• [Required task]: Copy each record exactly as it reads, leaving out any pictures it holds.

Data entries
────────────────────

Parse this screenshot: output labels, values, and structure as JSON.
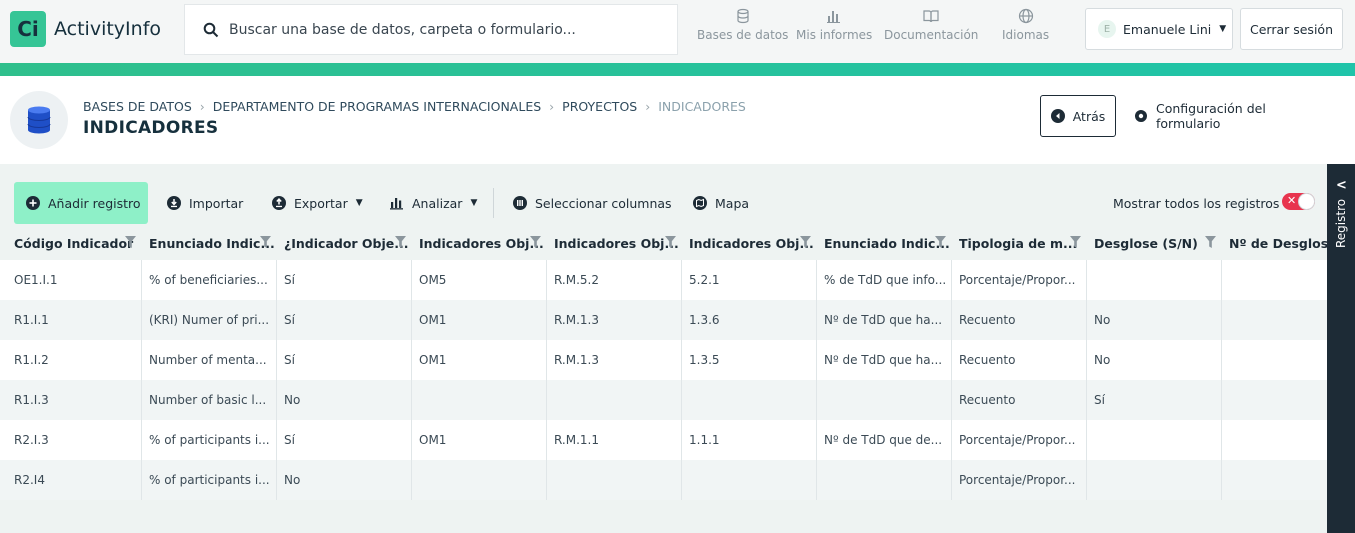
{
  "app": {
    "logo_letter": "Ci",
    "name": "ActivityInfo"
  },
  "search": {
    "placeholder": "Buscar una base de datos, carpeta o formulario..."
  },
  "nav": [
    {
      "label": "Bases de datos",
      "icon": "database-icon"
    },
    {
      "label": "Mis informes",
      "icon": "bar-chart-icon"
    },
    {
      "label": "Documentación",
      "icon": "book-icon"
    },
    {
      "label": "Idiomas",
      "icon": "globe-icon"
    }
  ],
  "user": {
    "initial": "E",
    "name": "Emanuele Lini",
    "logout_label": "Cerrar sesión"
  },
  "breadcrumb": [
    "BASES DE DATOS",
    "DEPARTAMENTO DE PROGRAMAS INTERNACIONALES",
    "PROYECTOS",
    "INDICADORES"
  ],
  "page_title": "INDICADORES",
  "header_actions": {
    "back_label": "Atrás",
    "config_label": "Configuración del formulario"
  },
  "toolbar": {
    "add_label": "Añadir registro",
    "import_label": "Importar",
    "export_label": "Exportar",
    "analyze_label": "Analizar",
    "columns_label": "Seleccionar columnas",
    "map_label": "Mapa",
    "show_all_label": "Mostrar todos los registros",
    "show_all_on": false
  },
  "side_panel": {
    "label": "Registro"
  },
  "colors": {
    "accent": "#36c596",
    "add_button": "#8ef0c8",
    "toggle": "#e8344e",
    "dark": "#1d2b36"
  },
  "table": {
    "columns": [
      "Código Indicador",
      "Enunciado Indic...",
      "¿Indicador Obje...",
      "Indicadores Obj...",
      "Indicadores Obj...",
      "Indicadores Obj...",
      "Enunciado Indic...",
      "Tipologia de m...",
      "Desglose (S/N)",
      "Nº de Desgloses"
    ],
    "rows": [
      [
        "OE1.I.1",
        "% of beneficiaries...",
        "Sí",
        "OM5",
        "R.M.5.2",
        "5.2.1",
        "% de TdD que info...",
        "Porcentaje/Propor...",
        "",
        ""
      ],
      [
        "R1.I.1",
        "(KRI) Numer of pri...",
        "Sí",
        "OM1",
        "R.M.1.3",
        "1.3.6",
        "Nº de TdD que ha...",
        "Recuento",
        "No",
        ""
      ],
      [
        "R1.I.2",
        "Number of menta...",
        "Sí",
        "OM1",
        "R.M.1.3",
        "1.3.5",
        "Nº de TdD que ha...",
        "Recuento",
        "No",
        ""
      ],
      [
        "R1.I.3",
        "Number of basic l...",
        "No",
        "",
        "",
        "",
        "",
        "Recuento",
        "Sí",
        ""
      ],
      [
        "R2.I.3",
        "% of participants i...",
        "Sí",
        "OM1",
        "R.M.1.1",
        "1.1.1",
        "Nº de TdD que de...",
        "Porcentaje/Propor...",
        "",
        ""
      ],
      [
        "R2.I4",
        "% of participants i...",
        "No",
        "",
        "",
        "",
        "",
        "Porcentaje/Propor...",
        "",
        ""
      ]
    ]
  }
}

────────────────────

• [Output below]:
Parse this screenshot: output labels, values, and structure as JSON.
{
  "app": {
    "logo_letter": "Ci",
    "name": "ActivityInfo"
  },
  "search": {
    "placeholder": "Buscar una base de datos, carpeta o formulario..."
  },
  "nav": [
    {
      "label": "Bases de datos",
      "icon": "database-icon"
    },
    {
      "label": "Mis informes",
      "icon": "bar-chart-icon"
    },
    {
      "label": "Documentación",
      "icon": "book-icon"
    },
    {
      "label": "Idiomas",
      "icon": "globe-icon"
    }
  ],
  "user": {
    "initial": "E",
    "name": "Emanuele Lini",
    "logout_label": "Cerrar sesión"
  },
  "breadcrumb": [
    "BASES DE DATOS",
    "DEPARTAMENTO DE PROGRAMAS INTERNACIONALES",
    "PROYECTOS",
    "INDICADORES"
  ],
  "page_title": "INDICADORES",
  "header_actions": {
    "back_label": "Atrás",
    "config_label": "Configuración del formulario"
  },
  "toolbar": {
    "add_label": "Añadir registro",
    "import_label": "Importar",
    "export_label": "Exportar",
    "analyze_label": "Analizar",
    "columns_label": "Seleccionar columnas",
    "map_label": "Mapa",
    "show_all_label": "Mostrar todos los registros",
    "show_all_on": false
  },
  "side_panel": {
    "label": "Registro"
  },
  "colors": {
    "accent": "#36c596",
    "add_button": "#8ef0c8",
    "toggle": "#e8344e",
    "dark": "#1d2b36"
  },
  "table": {
    "columns": [
      "Código Indicador",
      "Enunciado Indic...",
      "¿Indicador Obje...",
      "Indicadores Obj...",
      "Indicadores Obj...",
      "Indicadores Obj...",
      "Enunciado Indic...",
      "Tipologia de m...",
      "Desglose (S/N)",
      "Nº de Desgloses"
    ],
    "rows": [
      [
        "OE1.I.1",
        "% of beneficiaries...",
        "Sí",
        "OM5",
        "R.M.5.2",
        "5.2.1",
        "% de TdD que info...",
        "Porcentaje/Propor...",
        "",
        ""
      ],
      [
        "R1.I.1",
        "(KRI) Numer of pri...",
        "Sí",
        "OM1",
        "R.M.1.3",
        "1.3.6",
        "Nº de TdD que ha...",
        "Recuento",
        "No",
        ""
      ],
      [
        "R1.I.2",
        "Number of menta...",
        "Sí",
        "OM1",
        "R.M.1.3",
        "1.3.5",
        "Nº de TdD que ha...",
        "Recuento",
        "No",
        ""
      ],
      [
        "R1.I.3",
        "Number of basic l...",
        "No",
        "",
        "",
        "",
        "",
        "Recuento",
        "Sí",
        ""
      ],
      [
        "R2.I.3",
        "% of participants i...",
        "Sí",
        "OM1",
        "R.M.1.1",
        "1.1.1",
        "Nº de TdD que de...",
        "Porcentaje/Propor...",
        "",
        ""
      ],
      [
        "R2.I4",
        "% of participants i...",
        "No",
        "",
        "",
        "",
        "",
        "Porcentaje/Propor...",
        "",
        ""
      ]
    ]
  }
}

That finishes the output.